**SUPPLIED ENTRIES:**
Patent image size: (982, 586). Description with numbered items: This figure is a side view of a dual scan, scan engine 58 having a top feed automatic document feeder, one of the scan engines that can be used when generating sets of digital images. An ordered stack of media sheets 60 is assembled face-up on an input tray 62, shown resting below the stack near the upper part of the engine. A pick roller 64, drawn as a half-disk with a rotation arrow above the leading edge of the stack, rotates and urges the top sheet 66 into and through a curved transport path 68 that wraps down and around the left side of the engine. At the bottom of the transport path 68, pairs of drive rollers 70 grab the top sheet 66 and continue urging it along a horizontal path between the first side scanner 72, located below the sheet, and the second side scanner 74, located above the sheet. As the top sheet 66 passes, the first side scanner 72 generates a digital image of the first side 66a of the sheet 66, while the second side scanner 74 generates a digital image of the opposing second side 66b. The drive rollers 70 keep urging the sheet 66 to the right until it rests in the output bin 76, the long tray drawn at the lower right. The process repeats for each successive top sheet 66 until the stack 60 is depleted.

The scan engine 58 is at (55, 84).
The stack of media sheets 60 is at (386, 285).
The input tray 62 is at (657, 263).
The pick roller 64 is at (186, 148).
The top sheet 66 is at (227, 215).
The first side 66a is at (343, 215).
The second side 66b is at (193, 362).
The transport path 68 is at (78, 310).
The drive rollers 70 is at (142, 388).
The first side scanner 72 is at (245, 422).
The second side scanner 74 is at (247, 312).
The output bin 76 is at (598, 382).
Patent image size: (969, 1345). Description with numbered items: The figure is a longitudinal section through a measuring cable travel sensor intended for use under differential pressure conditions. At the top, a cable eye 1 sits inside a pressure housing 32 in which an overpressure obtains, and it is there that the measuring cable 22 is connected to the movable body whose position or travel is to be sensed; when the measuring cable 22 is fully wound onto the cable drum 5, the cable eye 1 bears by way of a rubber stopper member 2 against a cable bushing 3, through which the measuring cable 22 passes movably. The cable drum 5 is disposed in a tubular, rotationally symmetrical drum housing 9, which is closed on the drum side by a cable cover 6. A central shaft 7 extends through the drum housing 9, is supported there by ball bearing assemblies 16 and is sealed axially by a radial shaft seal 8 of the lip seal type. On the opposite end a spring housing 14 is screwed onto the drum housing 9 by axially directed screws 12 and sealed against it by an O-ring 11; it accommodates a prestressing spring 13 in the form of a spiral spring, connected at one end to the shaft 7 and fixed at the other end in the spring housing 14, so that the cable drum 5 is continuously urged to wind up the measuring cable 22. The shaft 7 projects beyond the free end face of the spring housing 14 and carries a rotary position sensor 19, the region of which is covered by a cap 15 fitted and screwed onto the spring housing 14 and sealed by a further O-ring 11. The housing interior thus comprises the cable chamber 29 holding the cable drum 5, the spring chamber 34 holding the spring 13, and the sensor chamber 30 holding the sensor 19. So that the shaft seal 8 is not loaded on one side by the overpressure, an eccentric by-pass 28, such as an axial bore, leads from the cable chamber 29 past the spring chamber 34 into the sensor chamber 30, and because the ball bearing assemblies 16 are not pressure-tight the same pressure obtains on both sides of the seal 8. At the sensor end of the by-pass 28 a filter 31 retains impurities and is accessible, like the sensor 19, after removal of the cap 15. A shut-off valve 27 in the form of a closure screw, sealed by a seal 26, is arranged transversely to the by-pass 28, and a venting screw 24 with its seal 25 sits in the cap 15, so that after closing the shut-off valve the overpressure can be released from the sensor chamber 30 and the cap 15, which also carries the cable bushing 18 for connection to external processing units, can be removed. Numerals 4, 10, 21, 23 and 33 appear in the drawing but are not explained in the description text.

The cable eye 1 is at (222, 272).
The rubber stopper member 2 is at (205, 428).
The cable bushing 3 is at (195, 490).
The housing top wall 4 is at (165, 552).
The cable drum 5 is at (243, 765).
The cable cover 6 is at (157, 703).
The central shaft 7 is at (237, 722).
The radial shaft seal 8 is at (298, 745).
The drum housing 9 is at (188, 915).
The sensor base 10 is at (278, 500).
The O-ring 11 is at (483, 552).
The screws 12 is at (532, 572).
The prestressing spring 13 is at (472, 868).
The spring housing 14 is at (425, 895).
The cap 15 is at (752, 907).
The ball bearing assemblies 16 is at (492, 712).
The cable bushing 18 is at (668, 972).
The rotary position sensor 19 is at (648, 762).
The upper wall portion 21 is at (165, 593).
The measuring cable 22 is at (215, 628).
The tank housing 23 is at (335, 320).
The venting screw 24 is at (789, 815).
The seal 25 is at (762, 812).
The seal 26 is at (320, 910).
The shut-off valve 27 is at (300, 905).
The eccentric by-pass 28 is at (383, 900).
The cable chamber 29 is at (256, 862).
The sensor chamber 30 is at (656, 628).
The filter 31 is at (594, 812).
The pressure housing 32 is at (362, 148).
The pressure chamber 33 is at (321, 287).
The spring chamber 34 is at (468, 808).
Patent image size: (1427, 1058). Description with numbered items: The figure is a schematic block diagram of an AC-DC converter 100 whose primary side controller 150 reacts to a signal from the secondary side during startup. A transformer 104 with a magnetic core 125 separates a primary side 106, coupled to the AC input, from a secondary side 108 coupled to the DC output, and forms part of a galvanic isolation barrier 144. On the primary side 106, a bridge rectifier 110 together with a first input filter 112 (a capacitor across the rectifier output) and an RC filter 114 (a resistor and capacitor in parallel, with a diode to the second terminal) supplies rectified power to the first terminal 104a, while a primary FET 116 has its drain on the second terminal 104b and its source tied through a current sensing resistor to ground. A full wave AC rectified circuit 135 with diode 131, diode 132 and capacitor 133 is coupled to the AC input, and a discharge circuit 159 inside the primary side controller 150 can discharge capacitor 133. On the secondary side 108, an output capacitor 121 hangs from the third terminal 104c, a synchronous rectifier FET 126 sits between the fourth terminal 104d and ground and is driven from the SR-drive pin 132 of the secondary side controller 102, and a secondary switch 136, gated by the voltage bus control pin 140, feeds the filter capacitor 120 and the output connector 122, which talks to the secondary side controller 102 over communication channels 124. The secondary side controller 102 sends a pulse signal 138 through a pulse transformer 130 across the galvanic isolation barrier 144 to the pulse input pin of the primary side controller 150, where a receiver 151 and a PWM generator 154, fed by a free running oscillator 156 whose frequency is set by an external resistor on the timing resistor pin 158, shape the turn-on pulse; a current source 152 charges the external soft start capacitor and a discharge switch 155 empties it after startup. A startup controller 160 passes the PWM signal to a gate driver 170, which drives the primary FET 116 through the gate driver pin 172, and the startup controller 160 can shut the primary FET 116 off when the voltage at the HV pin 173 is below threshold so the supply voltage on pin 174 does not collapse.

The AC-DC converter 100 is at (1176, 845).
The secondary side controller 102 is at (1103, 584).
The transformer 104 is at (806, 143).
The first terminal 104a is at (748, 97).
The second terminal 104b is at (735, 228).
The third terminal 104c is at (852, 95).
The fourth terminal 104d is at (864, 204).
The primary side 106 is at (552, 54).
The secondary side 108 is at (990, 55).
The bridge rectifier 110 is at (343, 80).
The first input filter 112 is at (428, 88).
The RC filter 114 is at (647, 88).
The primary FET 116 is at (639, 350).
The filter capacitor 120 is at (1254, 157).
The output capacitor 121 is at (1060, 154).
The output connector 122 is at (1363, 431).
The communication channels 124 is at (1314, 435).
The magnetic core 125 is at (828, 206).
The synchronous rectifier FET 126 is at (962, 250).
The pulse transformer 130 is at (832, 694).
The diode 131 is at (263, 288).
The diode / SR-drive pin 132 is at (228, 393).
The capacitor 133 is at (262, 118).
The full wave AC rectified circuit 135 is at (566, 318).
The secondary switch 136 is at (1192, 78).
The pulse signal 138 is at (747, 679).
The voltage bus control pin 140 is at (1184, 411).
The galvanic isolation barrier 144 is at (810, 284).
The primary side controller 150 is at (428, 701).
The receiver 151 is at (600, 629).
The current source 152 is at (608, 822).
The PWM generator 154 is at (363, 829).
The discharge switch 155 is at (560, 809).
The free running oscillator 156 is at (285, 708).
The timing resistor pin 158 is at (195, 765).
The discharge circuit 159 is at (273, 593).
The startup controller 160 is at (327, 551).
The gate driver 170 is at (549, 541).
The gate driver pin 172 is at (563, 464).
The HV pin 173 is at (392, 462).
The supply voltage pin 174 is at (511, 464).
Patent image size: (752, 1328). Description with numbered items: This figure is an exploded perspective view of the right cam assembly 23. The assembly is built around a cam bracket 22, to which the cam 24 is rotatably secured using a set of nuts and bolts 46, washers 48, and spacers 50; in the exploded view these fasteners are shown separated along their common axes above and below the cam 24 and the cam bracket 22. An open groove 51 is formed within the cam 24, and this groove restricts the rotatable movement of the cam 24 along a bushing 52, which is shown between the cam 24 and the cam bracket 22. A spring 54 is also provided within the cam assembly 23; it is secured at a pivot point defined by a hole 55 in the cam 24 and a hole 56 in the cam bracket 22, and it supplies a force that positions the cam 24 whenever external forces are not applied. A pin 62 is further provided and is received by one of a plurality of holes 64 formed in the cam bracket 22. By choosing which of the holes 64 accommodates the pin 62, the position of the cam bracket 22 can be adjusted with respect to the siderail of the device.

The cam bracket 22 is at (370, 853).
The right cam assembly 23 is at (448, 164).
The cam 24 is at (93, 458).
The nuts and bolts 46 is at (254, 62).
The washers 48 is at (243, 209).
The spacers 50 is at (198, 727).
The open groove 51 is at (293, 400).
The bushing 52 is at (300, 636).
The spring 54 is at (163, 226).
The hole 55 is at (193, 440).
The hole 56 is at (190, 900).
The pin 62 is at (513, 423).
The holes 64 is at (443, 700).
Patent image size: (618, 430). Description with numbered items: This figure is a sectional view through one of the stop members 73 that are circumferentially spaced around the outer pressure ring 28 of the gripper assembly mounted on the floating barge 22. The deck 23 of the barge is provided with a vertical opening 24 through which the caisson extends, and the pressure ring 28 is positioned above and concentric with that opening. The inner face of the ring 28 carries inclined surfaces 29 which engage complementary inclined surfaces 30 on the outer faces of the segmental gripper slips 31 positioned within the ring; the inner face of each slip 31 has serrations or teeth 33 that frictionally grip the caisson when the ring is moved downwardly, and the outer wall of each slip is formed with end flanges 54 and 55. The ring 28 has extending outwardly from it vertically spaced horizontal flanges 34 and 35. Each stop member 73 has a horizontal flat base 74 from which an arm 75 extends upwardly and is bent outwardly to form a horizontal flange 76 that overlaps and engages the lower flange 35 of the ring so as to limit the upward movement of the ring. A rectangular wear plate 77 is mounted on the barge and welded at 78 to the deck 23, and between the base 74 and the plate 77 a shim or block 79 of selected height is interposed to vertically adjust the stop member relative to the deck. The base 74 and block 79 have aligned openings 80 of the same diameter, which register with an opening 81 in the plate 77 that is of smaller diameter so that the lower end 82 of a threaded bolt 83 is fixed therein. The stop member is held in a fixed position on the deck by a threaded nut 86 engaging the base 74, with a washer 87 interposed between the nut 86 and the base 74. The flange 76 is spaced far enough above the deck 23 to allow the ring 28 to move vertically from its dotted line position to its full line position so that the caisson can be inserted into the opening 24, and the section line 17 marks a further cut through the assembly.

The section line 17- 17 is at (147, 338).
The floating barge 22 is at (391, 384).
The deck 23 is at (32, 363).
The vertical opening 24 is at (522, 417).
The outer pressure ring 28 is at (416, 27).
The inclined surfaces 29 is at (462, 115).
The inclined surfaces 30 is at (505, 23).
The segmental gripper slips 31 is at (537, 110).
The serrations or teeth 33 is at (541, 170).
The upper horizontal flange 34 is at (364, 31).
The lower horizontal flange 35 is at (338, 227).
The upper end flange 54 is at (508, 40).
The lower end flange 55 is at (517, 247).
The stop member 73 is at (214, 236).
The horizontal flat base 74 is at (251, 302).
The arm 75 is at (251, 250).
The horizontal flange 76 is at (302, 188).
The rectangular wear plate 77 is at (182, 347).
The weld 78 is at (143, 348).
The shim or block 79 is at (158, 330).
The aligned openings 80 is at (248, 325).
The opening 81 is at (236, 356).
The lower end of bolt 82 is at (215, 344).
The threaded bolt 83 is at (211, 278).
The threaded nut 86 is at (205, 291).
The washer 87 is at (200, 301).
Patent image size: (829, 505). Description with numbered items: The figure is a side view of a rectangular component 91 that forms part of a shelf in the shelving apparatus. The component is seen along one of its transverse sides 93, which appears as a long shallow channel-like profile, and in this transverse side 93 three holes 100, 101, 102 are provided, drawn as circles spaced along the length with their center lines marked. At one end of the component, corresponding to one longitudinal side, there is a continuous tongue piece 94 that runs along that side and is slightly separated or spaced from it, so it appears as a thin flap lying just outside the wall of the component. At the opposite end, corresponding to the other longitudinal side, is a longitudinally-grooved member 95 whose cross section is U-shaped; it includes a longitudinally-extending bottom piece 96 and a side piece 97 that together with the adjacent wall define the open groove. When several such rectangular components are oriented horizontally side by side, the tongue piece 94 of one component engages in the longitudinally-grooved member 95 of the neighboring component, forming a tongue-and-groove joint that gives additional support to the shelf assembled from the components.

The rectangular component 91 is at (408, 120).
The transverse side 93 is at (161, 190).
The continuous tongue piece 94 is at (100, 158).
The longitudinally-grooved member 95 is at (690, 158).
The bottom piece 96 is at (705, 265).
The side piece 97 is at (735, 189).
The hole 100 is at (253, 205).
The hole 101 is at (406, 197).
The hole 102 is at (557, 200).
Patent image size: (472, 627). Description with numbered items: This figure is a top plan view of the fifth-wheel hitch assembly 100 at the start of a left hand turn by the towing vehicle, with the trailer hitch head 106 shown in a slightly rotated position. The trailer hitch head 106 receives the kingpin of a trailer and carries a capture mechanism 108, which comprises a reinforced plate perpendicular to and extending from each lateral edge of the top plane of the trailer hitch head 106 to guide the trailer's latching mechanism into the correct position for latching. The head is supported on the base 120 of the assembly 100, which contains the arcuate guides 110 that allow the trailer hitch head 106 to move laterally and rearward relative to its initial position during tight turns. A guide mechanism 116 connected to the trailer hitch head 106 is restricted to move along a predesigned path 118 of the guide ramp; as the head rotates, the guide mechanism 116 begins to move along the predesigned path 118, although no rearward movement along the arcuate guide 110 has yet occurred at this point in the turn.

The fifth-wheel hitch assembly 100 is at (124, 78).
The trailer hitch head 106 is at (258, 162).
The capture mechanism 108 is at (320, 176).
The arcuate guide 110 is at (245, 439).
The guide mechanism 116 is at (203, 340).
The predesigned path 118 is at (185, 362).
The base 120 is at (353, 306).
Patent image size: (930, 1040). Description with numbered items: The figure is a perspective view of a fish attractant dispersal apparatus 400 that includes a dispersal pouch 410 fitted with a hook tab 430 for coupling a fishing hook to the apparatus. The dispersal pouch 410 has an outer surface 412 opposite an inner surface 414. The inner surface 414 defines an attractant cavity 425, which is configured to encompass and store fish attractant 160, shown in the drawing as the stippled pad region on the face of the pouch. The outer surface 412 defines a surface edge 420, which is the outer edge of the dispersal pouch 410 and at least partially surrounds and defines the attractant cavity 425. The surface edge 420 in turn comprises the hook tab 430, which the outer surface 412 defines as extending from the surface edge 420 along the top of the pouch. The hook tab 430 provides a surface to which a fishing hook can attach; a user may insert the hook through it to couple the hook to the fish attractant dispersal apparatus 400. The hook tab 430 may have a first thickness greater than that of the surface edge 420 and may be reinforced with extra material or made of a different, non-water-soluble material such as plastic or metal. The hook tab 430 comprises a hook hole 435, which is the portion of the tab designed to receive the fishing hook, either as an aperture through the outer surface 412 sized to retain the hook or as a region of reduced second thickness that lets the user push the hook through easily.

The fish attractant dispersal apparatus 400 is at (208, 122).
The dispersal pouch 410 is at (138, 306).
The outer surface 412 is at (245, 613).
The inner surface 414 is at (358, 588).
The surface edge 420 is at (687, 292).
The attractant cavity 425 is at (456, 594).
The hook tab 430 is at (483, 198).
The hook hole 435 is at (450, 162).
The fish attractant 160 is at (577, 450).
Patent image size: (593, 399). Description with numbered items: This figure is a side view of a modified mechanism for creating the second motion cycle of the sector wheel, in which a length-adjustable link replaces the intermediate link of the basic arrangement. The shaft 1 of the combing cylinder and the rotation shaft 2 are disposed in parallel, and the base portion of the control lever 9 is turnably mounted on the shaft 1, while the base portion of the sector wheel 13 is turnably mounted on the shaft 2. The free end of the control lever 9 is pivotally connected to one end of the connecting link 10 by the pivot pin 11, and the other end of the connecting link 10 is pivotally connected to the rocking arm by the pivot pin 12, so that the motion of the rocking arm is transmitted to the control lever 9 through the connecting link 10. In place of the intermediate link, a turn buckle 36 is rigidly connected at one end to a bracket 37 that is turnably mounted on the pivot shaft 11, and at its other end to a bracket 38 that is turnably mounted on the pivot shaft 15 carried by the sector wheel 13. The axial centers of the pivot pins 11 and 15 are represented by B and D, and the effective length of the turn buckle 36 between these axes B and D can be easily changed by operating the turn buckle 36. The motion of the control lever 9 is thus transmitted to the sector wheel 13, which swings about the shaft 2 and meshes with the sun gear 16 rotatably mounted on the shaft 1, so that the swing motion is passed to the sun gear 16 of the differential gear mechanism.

**PROMPT:**
Copy out the lines from the start through the line containing "The first side 66a is at (343, 215).", including that line, and give nothing else.

**WRITTEN REPLY:**
Patent image size: (982, 586). Description with numbered items: This figure is a side view of a dual scan, scan engine 58 having a top feed automatic document feeder, one of the scan engines that can be used when generating sets of digital images. An ordered stack of media sheets 60 is assembled face-up on an input tray 62, shown resting below the stack near the upper part of the engine. A pick roller 64, drawn as a half-disk with a rotation arrow above the leading edge of the stack, rotates and urges the top sheet 66 into and through a curved transport path 68 that wraps down and around the left side of the engine. At the bottom of the transport path 68, pairs of drive rollers 70 grab the top sheet 66 and continue urging it along a horizontal path between the first side scanner 72, located below the sheet, and the second side scanner 74, located above the sheet. As the top sheet 66 passes, the first side scanner 72 generates a digital image of the first side 66a of the sheet 66, while the second side scanner 74 generates a digital image of the opposing second side 66b. The drive rollers 70 keep urging the sheet 66 to the right until it rests in the output bin 76, the long tray drawn at the lower right. The process repeats for each successive top sheet 66 until the stack 60 is depleted.

The scan engine 58 is at (55, 84).
The stack of media sheets 60 is at (386, 285).
The input tray 62 is at (657, 263).
The pick roller 64 is at (186, 148).
The top sheet 66 is at (227, 215).
The first side 66a is at (343, 215).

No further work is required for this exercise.